Exercise inputs:
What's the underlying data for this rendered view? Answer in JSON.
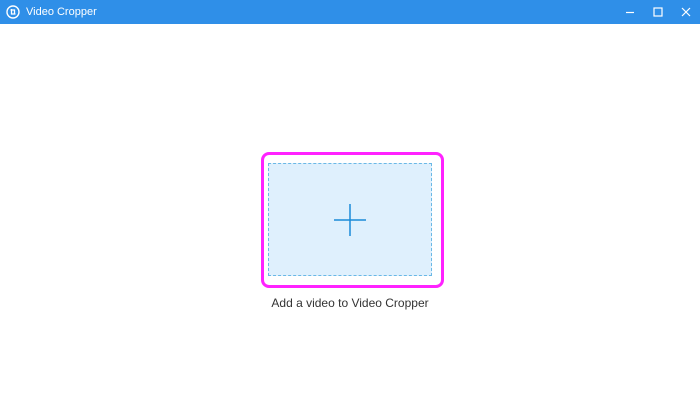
{
  "window": {
    "title": "Video Cropper",
    "app_icon": "video-cropper-app-icon",
    "controls": {
      "minimize_icon": "minimize-icon",
      "maximize_icon": "maximize-icon",
      "close_icon": "close-icon"
    }
  },
  "main": {
    "drop_zone_icon": "plus-icon",
    "add_label": "Add a video to Video Cropper"
  },
  "colors": {
    "titlebar": "#2f8fe8",
    "drop_zone_fill": "#dff0fd",
    "drop_zone_border": "#6ab8e6",
    "plus": "#1a8ad8",
    "highlight": "#ff22ff",
    "label_text": "#333333"
  }
}
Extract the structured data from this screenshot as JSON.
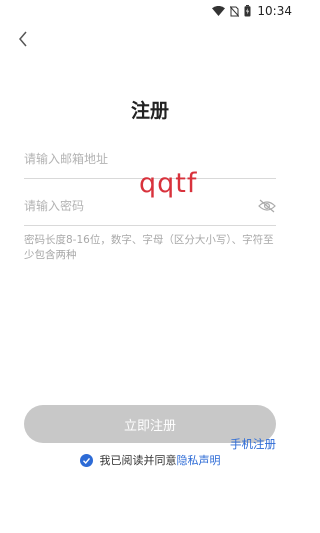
{
  "status": {
    "time": "10:34"
  },
  "header": {
    "title": "注册"
  },
  "form": {
    "email_placeholder": "请输入邮箱地址",
    "email_value": "",
    "password_placeholder": "请输入密码",
    "password_value": "",
    "hint": "密码长度8-16位，数字、字母（区分大小写）、字符至少包含两种",
    "overlay_text": "qqtf"
  },
  "actions": {
    "register_label": "立即注册",
    "phone_register_label": "手机注册"
  },
  "agreement": {
    "prefix": "我已阅读并同意",
    "link": "隐私声明",
    "checked": true
  },
  "colors": {
    "accent": "#2d6bd6",
    "button_disabled": "#c8c8c8",
    "overlay_red": "#d8323c"
  },
  "icons": [
    "wifi-icon",
    "no-sim-icon",
    "battery-charging-icon",
    "back-arrow-icon",
    "eye-off-icon",
    "check-circle-icon"
  ]
}
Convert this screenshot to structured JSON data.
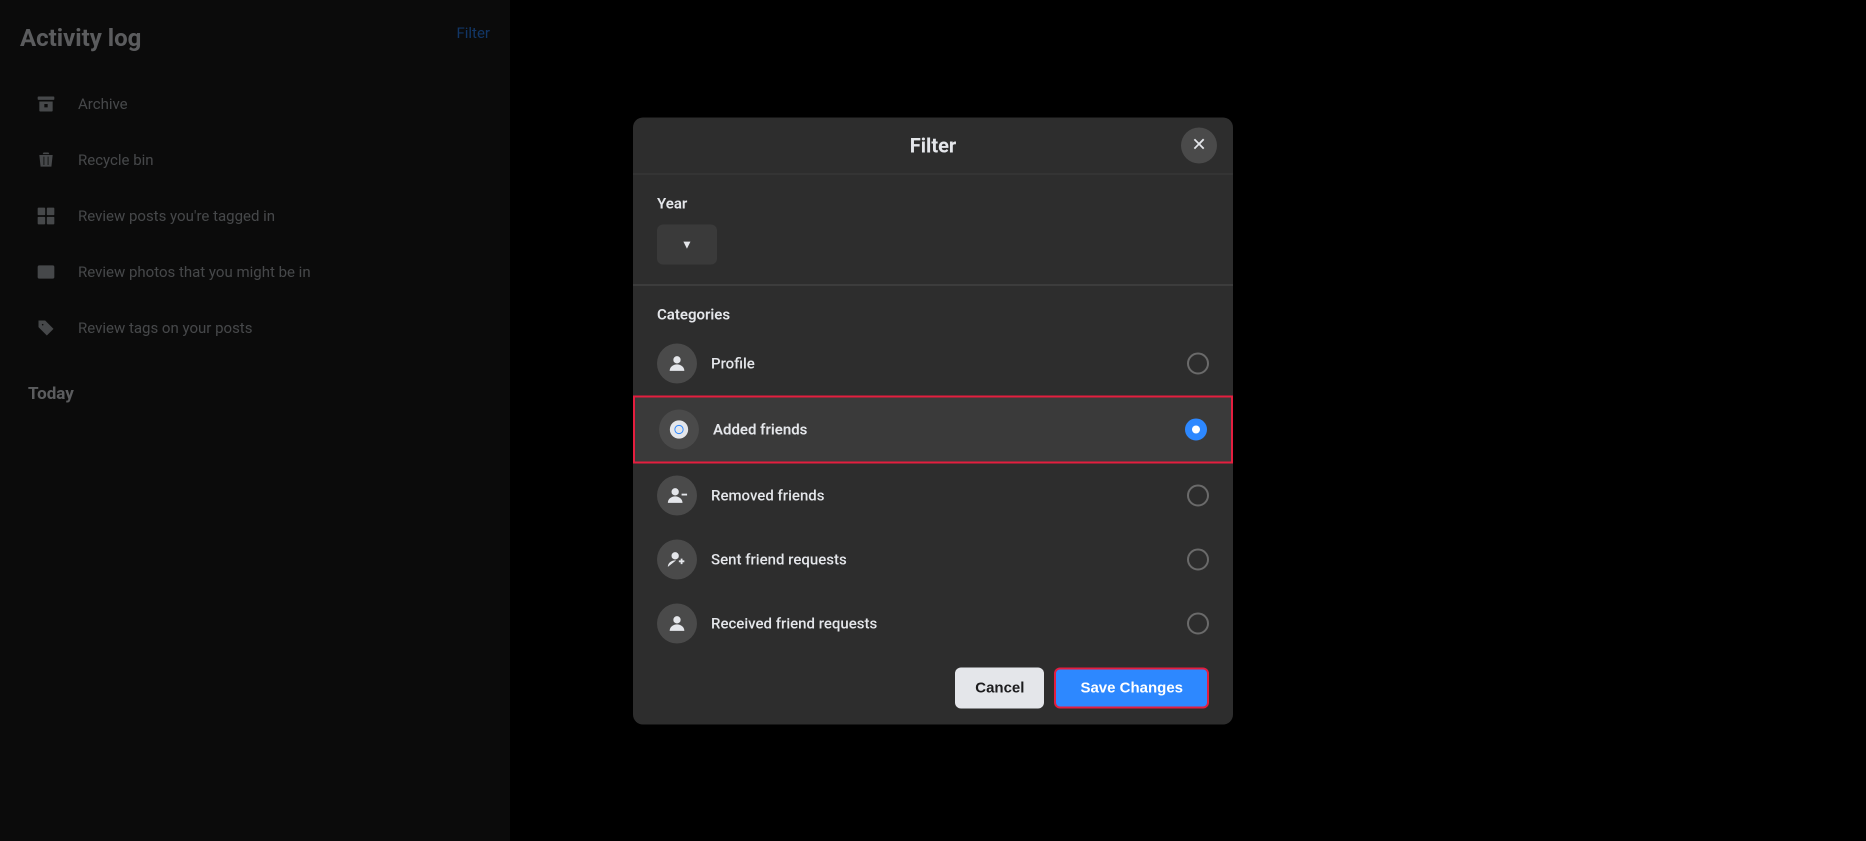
{
  "sidebar": {
    "title": "Activity log",
    "filter_link": "Filter",
    "items": [
      {
        "id": "archive",
        "label": "Archive",
        "icon": "🗃"
      },
      {
        "id": "recycle-bin",
        "label": "Recycle bin",
        "icon": "🗑"
      },
      {
        "id": "review-tagged",
        "label": "Review posts you're tagged in",
        "icon": "🖼"
      },
      {
        "id": "review-photos",
        "label": "Review photos that you might be in",
        "icon": "🖼"
      },
      {
        "id": "review-tags",
        "label": "Review tags on your posts",
        "icon": "🏷"
      }
    ],
    "section_today": "Today"
  },
  "modal": {
    "title": "Filter",
    "close_label": "✕",
    "year_section": "Year",
    "year_dropdown_icon": "▼",
    "categories_section": "Categories",
    "categories": [
      {
        "id": "profile",
        "label": "Profile",
        "icon": "person",
        "selected": false
      },
      {
        "id": "added-friends",
        "label": "Added friends",
        "icon": "facebook",
        "selected": true
      },
      {
        "id": "removed-friends",
        "label": "Removed friends",
        "icon": "person",
        "selected": false
      },
      {
        "id": "sent-requests",
        "label": "Sent friend requests",
        "icon": "person-plus",
        "selected": false
      },
      {
        "id": "received-requests",
        "label": "Received friend requests",
        "icon": "person",
        "selected": false
      }
    ],
    "cancel_label": "Cancel",
    "save_label": "Save Changes"
  }
}
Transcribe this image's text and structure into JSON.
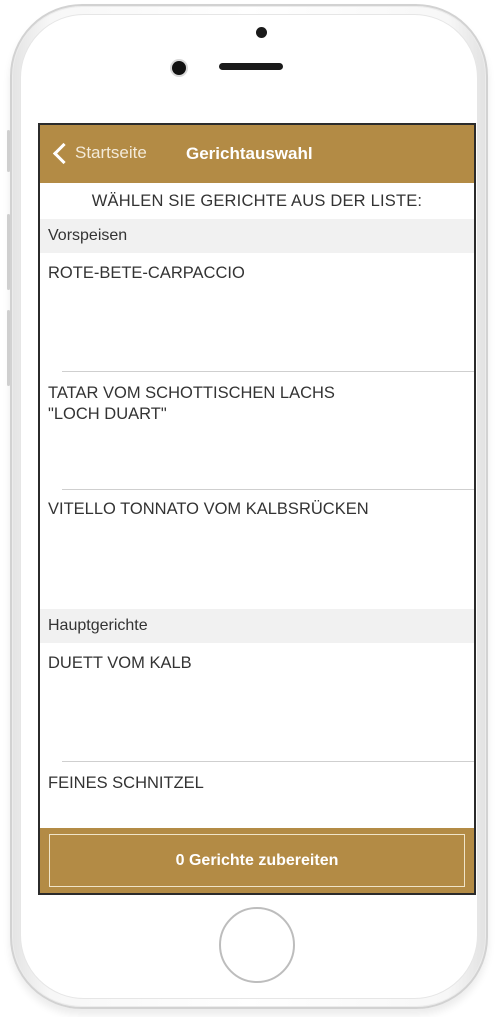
{
  "nav": {
    "back_label": "Startseite",
    "title": "Gerichtauswahl"
  },
  "heading": "WÄHLEN SIE GERICHTE AUS DER LISTE:",
  "sections": [
    {
      "name": "Vorspeisen",
      "items": [
        {
          "line1": "ROTE-BETE-CARPACCIO",
          "line2": ""
        },
        {
          "line1": "TATAR VOM SCHOTTISCHEN LACHS",
          "line2": "\"LOCH DUART\""
        },
        {
          "line1": "VITELLO TONNATO VOM KALBSRÜCKEN",
          "line2": ""
        }
      ]
    },
    {
      "name": "Hauptgerichte",
      "items": [
        {
          "line1": "DUETT VOM KALB",
          "line2": ""
        },
        {
          "line1": "FEINES SCHNITZEL",
          "line2": ""
        }
      ]
    }
  ],
  "footer": {
    "button_label": "0 Gerichte zubereiten"
  },
  "colors": {
    "accent": "#b38b45",
    "section_bg": "#f1f1f1",
    "text": "#333333"
  },
  "icons": {
    "back": "chevron-left-icon"
  }
}
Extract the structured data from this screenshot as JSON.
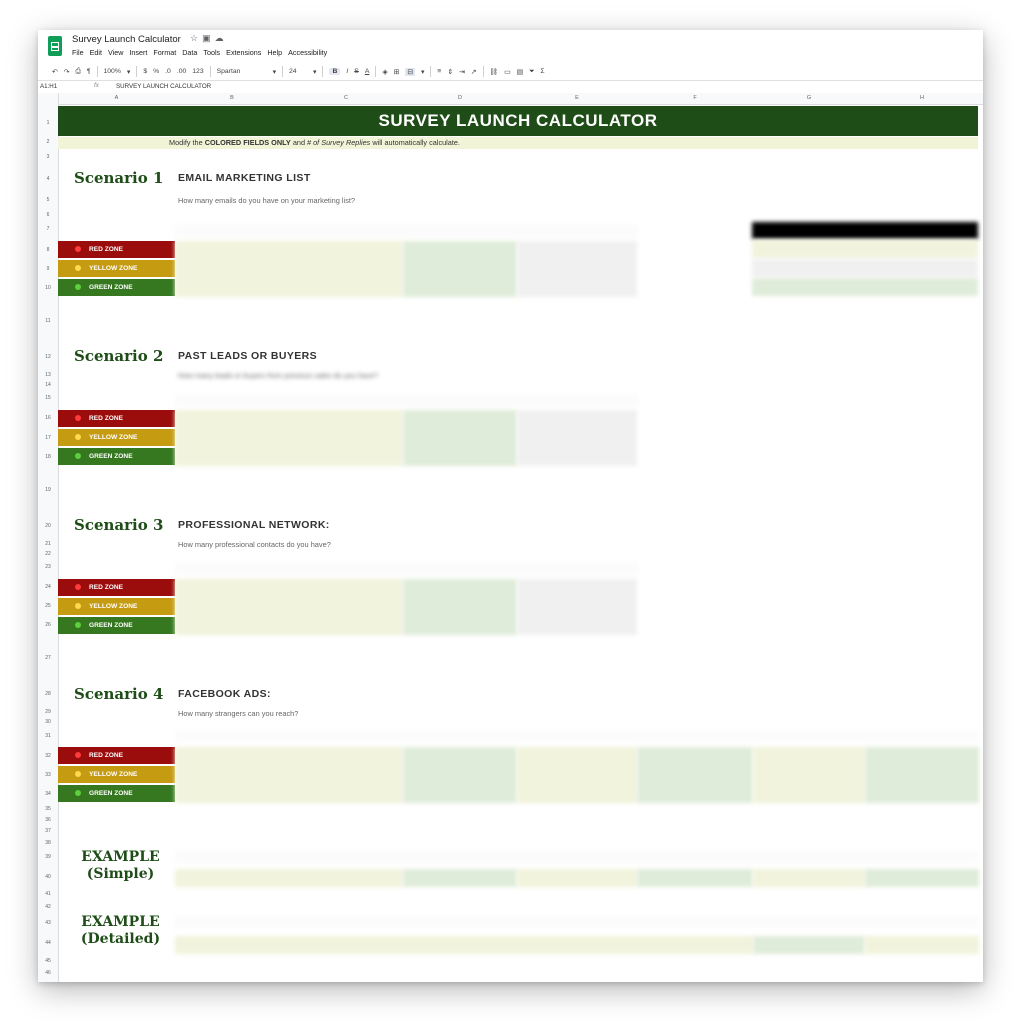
{
  "app": {
    "doc_title": "Survey Launch Calculator",
    "menu": [
      "File",
      "Edit",
      "View",
      "Insert",
      "Format",
      "Data",
      "Tools",
      "Extensions",
      "Help",
      "Accessibility"
    ],
    "toolbar": {
      "zoom": "100%",
      "currency": "$",
      "percent": "%",
      "decimal_less": ".0",
      "decimal_more": ".00",
      "format_more": "123",
      "font": "Spartan",
      "font_size": "24",
      "bold": "B",
      "italic": "I",
      "strike": "S",
      "text_color": "A"
    },
    "name_box": "A1:H1",
    "fx": "fx",
    "formula": "SURVEY LAUNCH CALCULATOR"
  },
  "columns": [
    "A",
    "B",
    "C",
    "D",
    "E",
    "F",
    "G",
    "H"
  ],
  "rows": [
    "1",
    "2",
    "3",
    "4",
    "5",
    "6",
    "7",
    "8",
    "9",
    "10",
    "11",
    "12",
    "13",
    "14",
    "15",
    "16",
    "17",
    "18",
    "19",
    "20",
    "21",
    "22",
    "23",
    "24",
    "25",
    "26",
    "27",
    "28",
    "29",
    "30",
    "31",
    "32",
    "33",
    "34",
    "35",
    "36",
    "37",
    "38",
    "39",
    "40",
    "41",
    "42",
    "43",
    "44",
    "45",
    "46"
  ],
  "sheet": {
    "banner": "SURVEY LAUNCH CALCULATOR",
    "instruction_pre": "Modify the ",
    "instruction_bold": "COLORED FIELDS ONLY",
    "instruction_mid": " and ",
    "instruction_italic": "# of Survey Replies",
    "instruction_post": " will automatically calculate."
  },
  "zones": {
    "red": "RED ZONE",
    "yellow": "YELLOW ZONE",
    "green": "GREEN ZONE"
  },
  "scenarios": [
    {
      "label": "Scenario 1",
      "heading": "EMAIL MARKETING LIST",
      "question": "How many emails do you have on your marketing list?"
    },
    {
      "label": "Scenario 2",
      "heading": "PAST LEADS OR BUYERS",
      "question": "How many leads or buyers from previous sales do you have?"
    },
    {
      "label": "Scenario 3",
      "heading": "PROFESSIONAL NETWORK:",
      "question": "How many professional contacts do you have?"
    },
    {
      "label": "Scenario 4",
      "heading": "FACEBOOK ADS:",
      "question": "How many strangers can you reach?"
    }
  ],
  "examples": {
    "simple_line1": "EXAMPLE",
    "simple_line2": "(Simple)",
    "detailed_line1": "EXAMPLE",
    "detailed_line2": "(Detailed)"
  },
  "colors": {
    "banner": "#1e4d17",
    "instruction_bg": "#f1f4d6",
    "red_zone": "#9b0c0c",
    "yellow_zone": "#c59b12",
    "green_zone": "#36781f",
    "input_cell": "#f1f3dc",
    "output_cell": "#dfecd9"
  }
}
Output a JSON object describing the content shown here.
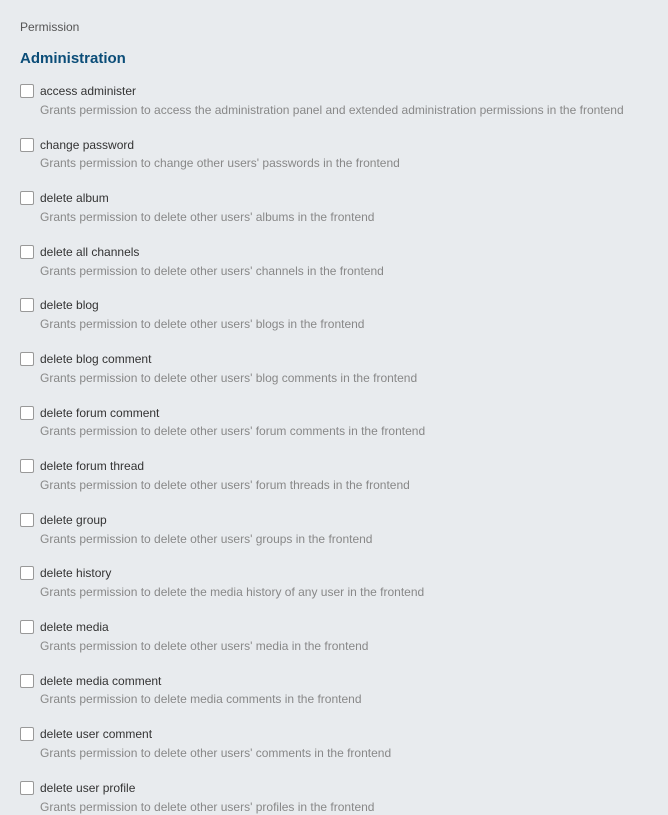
{
  "header": {
    "label": "Permission"
  },
  "section": {
    "title": "Administration"
  },
  "permissions": [
    {
      "name": "access administer",
      "desc": "Grants permission to access the administration panel and extended administration permissions in the frontend"
    },
    {
      "name": "change password",
      "desc": "Grants permission to change other users' passwords in the frontend"
    },
    {
      "name": "delete album",
      "desc": "Grants permission to delete other users' albums in the frontend"
    },
    {
      "name": "delete all channels",
      "desc": "Grants permission to delete other users' channels in the frontend"
    },
    {
      "name": "delete blog",
      "desc": "Grants permission to delete other users' blogs in the frontend"
    },
    {
      "name": "delete blog comment",
      "desc": "Grants permission to delete other users' blog comments in the frontend"
    },
    {
      "name": "delete forum comment",
      "desc": "Grants permission to delete other users' forum comments in the frontend"
    },
    {
      "name": "delete forum thread",
      "desc": "Grants permission to delete other users' forum threads in the frontend"
    },
    {
      "name": "delete group",
      "desc": "Grants permission to delete other users' groups in the frontend"
    },
    {
      "name": "delete history",
      "desc": "Grants permission to delete the media history of any user in the frontend"
    },
    {
      "name": "delete media",
      "desc": "Grants permission to delete other users' media in the frontend"
    },
    {
      "name": "delete media comment",
      "desc": "Grants permission to delete media comments in the frontend"
    },
    {
      "name": "delete user comment",
      "desc": "Grants permission to delete other users' comments in the frontend"
    },
    {
      "name": "delete user profile",
      "desc": "Grants permission to delete other users' profiles in the frontend"
    }
  ]
}
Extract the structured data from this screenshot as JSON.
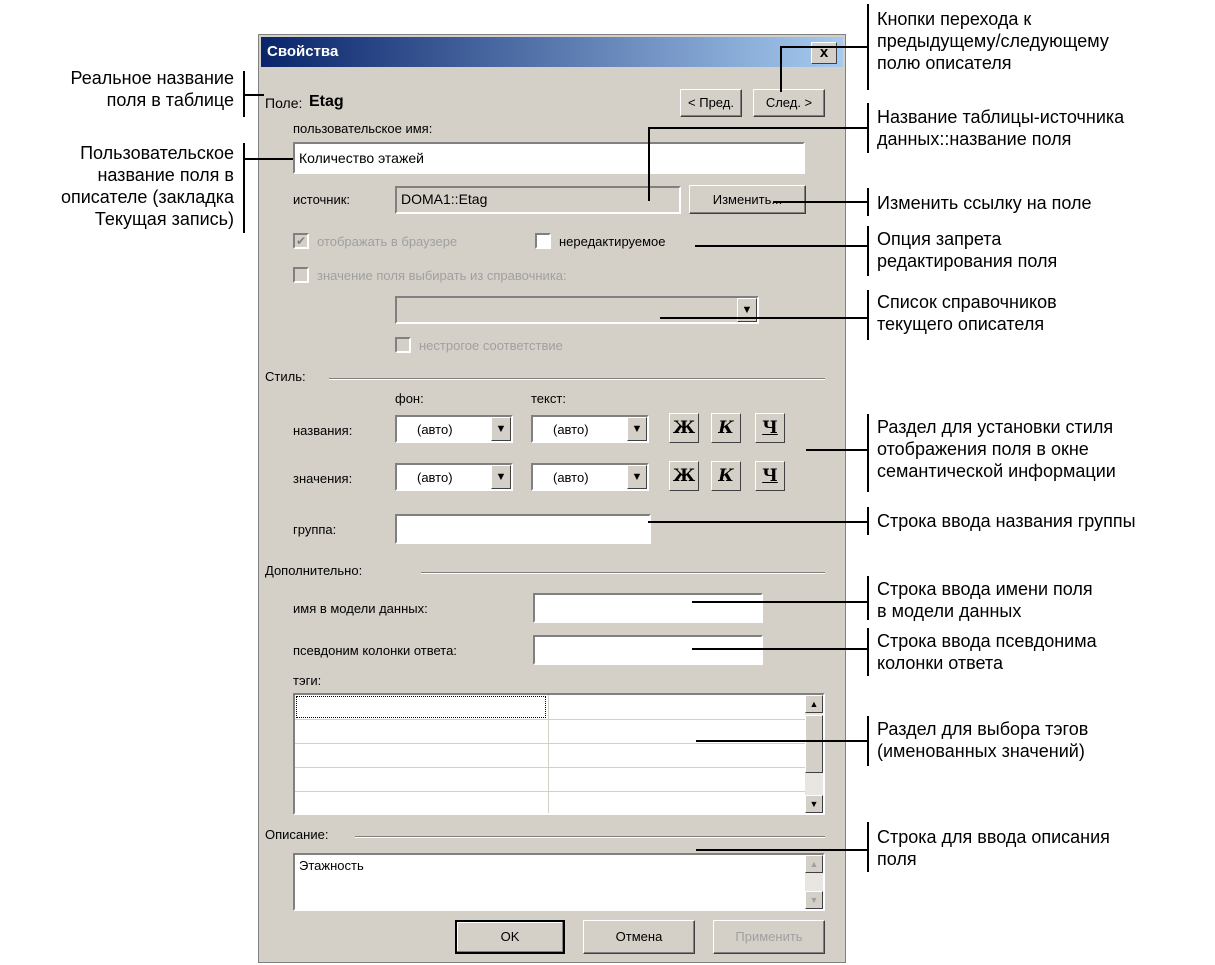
{
  "dialog": {
    "title": "Свойства",
    "close": "x",
    "field_prefix": "Поле:",
    "field_name": "Etag",
    "prev_button": "< Пред.",
    "next_button": "След. >",
    "user_name_label": "пользовательское имя:",
    "user_name_value": "Количество этажей",
    "source_label": "источник:",
    "source_value": "DOMA1::Etag",
    "change_button": "Изменить...",
    "show_in_browser": "отображать в браузере",
    "non_editable": "нередактируемое",
    "from_directory": "значение поля выбирать из справочника:",
    "loose_match": "нестрогое соответствие",
    "style_section": "Стиль:",
    "bg_label": "фон:",
    "text_label": "текст:",
    "names_label": "названия:",
    "values_label": "значения:",
    "auto": "(авто)",
    "bold": "Ж",
    "italic": "К",
    "underline": "Ч",
    "group_label": "группа:",
    "additional_section": "Дополнительно:",
    "model_name_label": "имя в модели данных:",
    "alias_label": "псевдоним колонки ответа:",
    "tags_label": "тэги:",
    "description_section": "Описание:",
    "description_value": "Этажность",
    "ok_button": "OK",
    "cancel_button": "Отмена",
    "apply_button": "Применить"
  },
  "annotations": {
    "real_name": [
      "Реальное название",
      "поля в таблице"
    ],
    "user_name": [
      "Пользовательское",
      "название поля в",
      "описателе (закладка",
      "Текущая запись)"
    ],
    "nav_buttons": [
      "Кнопки перехода к",
      "предыдущему/следующему",
      "полю описателя"
    ],
    "source_table": [
      "Название таблицы-источника",
      "данных::название поля"
    ],
    "change_link": [
      "Изменить ссылку на поле"
    ],
    "no_edit": [
      "Опция запрета",
      "редактирования поля"
    ],
    "directories": [
      "Список справочников",
      "текущего описателя"
    ],
    "style": [
      "Раздел для установки стиля",
      "отображения поля в окне",
      "семантической информации"
    ],
    "group": [
      "Строка ввода названия группы"
    ],
    "model_name": [
      "Строка ввода имени поля",
      "в модели данных"
    ],
    "alias": [
      "Строка ввода псевдонима",
      "колонки ответа"
    ],
    "tags": [
      "Раздел для выбора тэгов",
      "(именованных значений)"
    ],
    "description": [
      "Строка для ввода описания",
      "поля"
    ]
  }
}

Task goal:
Each line above that includes "banner" should be shown.

Exercise response:
    "banner": "SURVEY LAUNCH CALCULATOR",
    "banner": "#1e4d17",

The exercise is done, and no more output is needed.